• **THE PROBLEM**:
Switch "overhead crane" to "gantry crane" in the part of the records that opens at the start and closes with the line containing "The platform 63 is at (527, 555).", and give back only that part with everything else unchanged.

• **DATA EXTRACT**:

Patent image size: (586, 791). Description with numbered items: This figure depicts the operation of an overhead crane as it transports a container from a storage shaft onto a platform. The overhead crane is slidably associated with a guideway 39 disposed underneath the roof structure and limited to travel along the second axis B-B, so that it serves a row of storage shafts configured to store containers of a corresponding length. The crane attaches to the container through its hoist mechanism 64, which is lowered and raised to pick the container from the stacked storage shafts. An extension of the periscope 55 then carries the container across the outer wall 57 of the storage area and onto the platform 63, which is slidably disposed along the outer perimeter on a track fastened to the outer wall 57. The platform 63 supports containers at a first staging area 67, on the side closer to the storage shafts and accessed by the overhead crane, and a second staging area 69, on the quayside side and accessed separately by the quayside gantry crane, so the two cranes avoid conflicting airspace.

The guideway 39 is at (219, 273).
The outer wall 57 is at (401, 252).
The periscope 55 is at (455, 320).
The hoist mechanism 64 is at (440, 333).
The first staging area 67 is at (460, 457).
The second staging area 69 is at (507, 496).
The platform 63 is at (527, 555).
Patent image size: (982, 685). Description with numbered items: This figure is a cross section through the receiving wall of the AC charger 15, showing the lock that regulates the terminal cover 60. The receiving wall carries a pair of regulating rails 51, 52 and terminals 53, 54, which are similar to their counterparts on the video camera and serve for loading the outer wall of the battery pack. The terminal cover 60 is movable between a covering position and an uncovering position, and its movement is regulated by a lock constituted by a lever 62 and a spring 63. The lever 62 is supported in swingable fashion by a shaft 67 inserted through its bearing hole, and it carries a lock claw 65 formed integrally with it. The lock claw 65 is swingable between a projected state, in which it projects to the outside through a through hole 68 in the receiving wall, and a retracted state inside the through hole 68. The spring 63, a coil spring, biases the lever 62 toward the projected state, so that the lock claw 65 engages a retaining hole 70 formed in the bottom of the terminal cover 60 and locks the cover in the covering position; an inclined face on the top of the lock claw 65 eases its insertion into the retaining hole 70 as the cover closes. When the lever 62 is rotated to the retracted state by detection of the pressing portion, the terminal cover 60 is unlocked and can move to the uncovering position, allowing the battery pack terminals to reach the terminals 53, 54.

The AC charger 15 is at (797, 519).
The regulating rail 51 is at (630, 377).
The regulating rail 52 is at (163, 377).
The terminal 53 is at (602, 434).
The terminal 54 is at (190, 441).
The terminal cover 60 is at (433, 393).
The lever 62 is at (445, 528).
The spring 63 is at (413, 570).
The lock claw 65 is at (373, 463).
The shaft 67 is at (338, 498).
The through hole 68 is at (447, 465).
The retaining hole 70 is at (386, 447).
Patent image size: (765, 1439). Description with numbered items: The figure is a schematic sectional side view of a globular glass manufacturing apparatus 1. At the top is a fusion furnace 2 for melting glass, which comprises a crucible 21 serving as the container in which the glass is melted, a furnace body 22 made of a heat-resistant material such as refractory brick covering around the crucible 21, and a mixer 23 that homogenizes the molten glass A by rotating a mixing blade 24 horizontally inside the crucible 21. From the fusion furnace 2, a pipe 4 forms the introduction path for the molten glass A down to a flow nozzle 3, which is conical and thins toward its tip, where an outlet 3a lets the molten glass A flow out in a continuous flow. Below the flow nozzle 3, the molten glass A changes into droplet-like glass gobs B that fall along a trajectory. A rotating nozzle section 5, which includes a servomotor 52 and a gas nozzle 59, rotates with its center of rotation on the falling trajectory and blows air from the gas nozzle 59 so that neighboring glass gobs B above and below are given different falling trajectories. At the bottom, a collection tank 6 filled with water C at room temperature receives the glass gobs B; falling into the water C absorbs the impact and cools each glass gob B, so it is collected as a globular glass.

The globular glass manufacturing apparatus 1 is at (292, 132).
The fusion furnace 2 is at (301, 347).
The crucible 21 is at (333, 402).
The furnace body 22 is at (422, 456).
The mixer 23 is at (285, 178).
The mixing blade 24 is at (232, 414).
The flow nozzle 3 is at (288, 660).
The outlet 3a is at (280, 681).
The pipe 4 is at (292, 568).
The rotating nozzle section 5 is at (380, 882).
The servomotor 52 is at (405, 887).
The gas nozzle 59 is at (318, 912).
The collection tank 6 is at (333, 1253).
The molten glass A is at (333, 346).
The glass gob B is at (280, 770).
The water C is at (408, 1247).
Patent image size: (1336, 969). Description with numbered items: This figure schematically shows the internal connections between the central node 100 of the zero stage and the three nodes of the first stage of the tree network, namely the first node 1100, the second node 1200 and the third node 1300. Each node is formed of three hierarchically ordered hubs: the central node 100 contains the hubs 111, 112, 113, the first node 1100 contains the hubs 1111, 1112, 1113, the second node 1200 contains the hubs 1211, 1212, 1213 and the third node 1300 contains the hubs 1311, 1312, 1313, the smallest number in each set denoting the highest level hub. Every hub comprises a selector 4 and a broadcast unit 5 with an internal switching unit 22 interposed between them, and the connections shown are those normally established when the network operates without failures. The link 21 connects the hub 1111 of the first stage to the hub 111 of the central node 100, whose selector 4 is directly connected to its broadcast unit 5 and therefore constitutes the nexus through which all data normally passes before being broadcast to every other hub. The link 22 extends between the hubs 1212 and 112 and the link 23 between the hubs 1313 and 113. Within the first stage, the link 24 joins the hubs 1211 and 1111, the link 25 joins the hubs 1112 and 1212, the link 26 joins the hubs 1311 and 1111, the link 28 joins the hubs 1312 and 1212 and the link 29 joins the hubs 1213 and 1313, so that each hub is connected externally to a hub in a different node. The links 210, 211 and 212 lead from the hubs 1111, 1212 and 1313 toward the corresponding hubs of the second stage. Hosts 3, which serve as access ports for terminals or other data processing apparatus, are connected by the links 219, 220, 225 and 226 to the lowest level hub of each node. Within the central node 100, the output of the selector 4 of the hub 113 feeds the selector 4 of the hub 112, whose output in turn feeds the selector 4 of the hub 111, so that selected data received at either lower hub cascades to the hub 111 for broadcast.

• **WRITTEN RESPONSE**:
Patent image size: (586, 791). Description with numbered items: This figure depicts the operation of an gantry crane as it transports a container from a storage shaft onto a platform. The gantry crane is slidably associated with a guideway 39 disposed underneath the roof structure and limited to travel along the second axis B-B, so that it serves a row of storage shafts configured to store containers of a corresponding length. The crane attaches to the container through its hoist mechanism 64, which is lowered and raised to pick the container from the stacked storage shafts. An extension of the periscope 55 then carries the container across the outer wall 57 of the storage area and onto the platform 63, which is slidably disposed along the outer perimeter on a track fastened to the outer wall 57. The platform 63 supports containers at a first staging area 67, on the side closer to the storage shafts and accessed by the gantry crane, and a second staging area 69, on the quayside side and accessed separately by the quayside gantry crane, so the two cranes avoid conflicting airspace.

The guideway 39 is at (219, 273).
The outer wall 57 is at (401, 252).
The periscope 55 is at (455, 320).
The hoist mechanism 64 is at (440, 333).
The first staging area 67 is at (460, 457).
The second staging area 69 is at (507, 496).
The platform 63 is at (527, 555).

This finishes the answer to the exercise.